## START

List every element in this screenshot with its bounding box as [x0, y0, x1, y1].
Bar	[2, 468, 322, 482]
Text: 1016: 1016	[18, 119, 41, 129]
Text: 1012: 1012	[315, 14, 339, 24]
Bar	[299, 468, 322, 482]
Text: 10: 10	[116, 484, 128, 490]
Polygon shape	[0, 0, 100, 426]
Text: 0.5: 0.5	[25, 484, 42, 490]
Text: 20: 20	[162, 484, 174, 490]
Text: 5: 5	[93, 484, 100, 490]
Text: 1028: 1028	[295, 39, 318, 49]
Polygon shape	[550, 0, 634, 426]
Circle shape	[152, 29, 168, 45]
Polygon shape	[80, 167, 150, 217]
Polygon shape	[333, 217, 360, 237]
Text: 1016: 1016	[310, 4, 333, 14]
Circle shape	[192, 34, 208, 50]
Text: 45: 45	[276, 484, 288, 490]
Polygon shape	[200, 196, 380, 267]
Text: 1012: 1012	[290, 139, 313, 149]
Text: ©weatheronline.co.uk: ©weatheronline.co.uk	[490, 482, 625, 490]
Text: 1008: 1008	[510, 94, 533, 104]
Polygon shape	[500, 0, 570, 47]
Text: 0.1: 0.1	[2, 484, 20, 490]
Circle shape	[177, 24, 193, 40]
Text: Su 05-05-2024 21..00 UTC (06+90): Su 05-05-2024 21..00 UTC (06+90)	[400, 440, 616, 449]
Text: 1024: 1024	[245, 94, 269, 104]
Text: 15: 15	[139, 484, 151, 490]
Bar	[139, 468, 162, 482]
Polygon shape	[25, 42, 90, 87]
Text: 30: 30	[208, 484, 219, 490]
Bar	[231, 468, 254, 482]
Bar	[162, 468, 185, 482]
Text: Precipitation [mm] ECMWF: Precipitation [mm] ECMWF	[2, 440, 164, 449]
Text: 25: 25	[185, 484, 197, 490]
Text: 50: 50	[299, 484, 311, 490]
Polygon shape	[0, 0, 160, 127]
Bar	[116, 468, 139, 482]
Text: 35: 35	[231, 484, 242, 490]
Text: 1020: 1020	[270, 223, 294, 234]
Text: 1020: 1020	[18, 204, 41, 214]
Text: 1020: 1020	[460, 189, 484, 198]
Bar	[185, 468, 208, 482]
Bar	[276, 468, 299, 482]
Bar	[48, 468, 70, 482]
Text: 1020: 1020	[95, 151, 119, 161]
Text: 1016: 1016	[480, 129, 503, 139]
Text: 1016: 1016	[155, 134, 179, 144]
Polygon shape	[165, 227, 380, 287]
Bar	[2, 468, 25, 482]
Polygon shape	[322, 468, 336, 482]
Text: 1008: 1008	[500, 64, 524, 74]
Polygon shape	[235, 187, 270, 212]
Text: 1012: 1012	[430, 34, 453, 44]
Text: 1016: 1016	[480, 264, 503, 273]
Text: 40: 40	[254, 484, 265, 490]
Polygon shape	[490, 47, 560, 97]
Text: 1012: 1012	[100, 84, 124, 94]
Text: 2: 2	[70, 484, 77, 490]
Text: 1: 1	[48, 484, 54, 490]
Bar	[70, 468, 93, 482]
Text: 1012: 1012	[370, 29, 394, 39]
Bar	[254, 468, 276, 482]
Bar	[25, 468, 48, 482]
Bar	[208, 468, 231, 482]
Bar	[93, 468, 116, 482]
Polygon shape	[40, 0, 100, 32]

## END

### Description of the task
Return every line of the listing above unchanged.

### Solution to this task
List every element in this screenshot with its bounding box as [x0, y0, x1, y1].
Bar	[2, 468, 322, 482]
Text: 1016: 1016	[18, 119, 41, 129]
Text: 1012: 1012	[315, 14, 339, 24]
Bar	[299, 468, 322, 482]
Text: 10: 10	[116, 484, 128, 490]
Polygon shape	[0, 0, 100, 426]
Text: 0.5: 0.5	[25, 484, 42, 490]
Text: 20: 20	[162, 484, 174, 490]
Text: 5: 5	[93, 484, 100, 490]
Text: 1028: 1028	[295, 39, 318, 49]
Polygon shape	[550, 0, 634, 426]
Circle shape	[152, 29, 168, 45]
Polygon shape	[80, 167, 150, 217]
Polygon shape	[333, 217, 360, 237]
Text: 1016: 1016	[310, 4, 333, 14]
Circle shape	[192, 34, 208, 50]
Text: 45: 45	[276, 484, 288, 490]
Polygon shape	[200, 196, 380, 267]
Text: 1012: 1012	[290, 139, 313, 149]
Text: ©weatheronline.co.uk: ©weatheronline.co.uk	[490, 482, 625, 490]
Text: 1008: 1008	[510, 94, 533, 104]
Polygon shape	[500, 0, 570, 47]
Text: 0.1: 0.1	[2, 484, 20, 490]
Circle shape	[177, 24, 193, 40]
Text: Su 05-05-2024 21..00 UTC (06+90): Su 05-05-2024 21..00 UTC (06+90)	[400, 440, 616, 449]
Text: 1024: 1024	[245, 94, 269, 104]
Text: 15: 15	[139, 484, 151, 490]
Bar	[139, 468, 162, 482]
Polygon shape	[25, 42, 90, 87]
Text: 30: 30	[208, 484, 219, 490]
Bar	[231, 468, 254, 482]
Bar	[162, 468, 185, 482]
Text: Precipitation [mm] ECMWF: Precipitation [mm] ECMWF	[2, 440, 164, 449]
Text: 25: 25	[185, 484, 197, 490]
Text: 50: 50	[299, 484, 311, 490]
Polygon shape	[0, 0, 160, 127]
Bar	[116, 468, 139, 482]
Text: 35: 35	[231, 484, 242, 490]
Text: 1020: 1020	[270, 223, 294, 234]
Text: 1020: 1020	[18, 204, 41, 214]
Text: 1020: 1020	[460, 189, 484, 198]
Bar	[185, 468, 208, 482]
Bar	[276, 468, 299, 482]
Bar	[48, 468, 70, 482]
Text: 1020: 1020	[95, 151, 119, 161]
Text: 1016: 1016	[480, 129, 503, 139]
Text: 1016: 1016	[155, 134, 179, 144]
Polygon shape	[165, 227, 380, 287]
Bar	[2, 468, 25, 482]
Polygon shape	[322, 468, 336, 482]
Text: 1008: 1008	[500, 64, 524, 74]
Polygon shape	[235, 187, 270, 212]
Text: 1012: 1012	[430, 34, 453, 44]
Text: 1016: 1016	[480, 264, 503, 273]
Text: 40: 40	[254, 484, 265, 490]
Polygon shape	[490, 47, 560, 97]
Text: 1012: 1012	[100, 84, 124, 94]
Text: 2: 2	[70, 484, 77, 490]
Text: 1: 1	[48, 484, 54, 490]
Bar	[70, 468, 93, 482]
Text: 1012: 1012	[370, 29, 394, 39]
Bar	[254, 468, 276, 482]
Bar	[25, 468, 48, 482]
Bar	[208, 468, 231, 482]
Bar	[93, 468, 116, 482]
Polygon shape	[40, 0, 100, 32]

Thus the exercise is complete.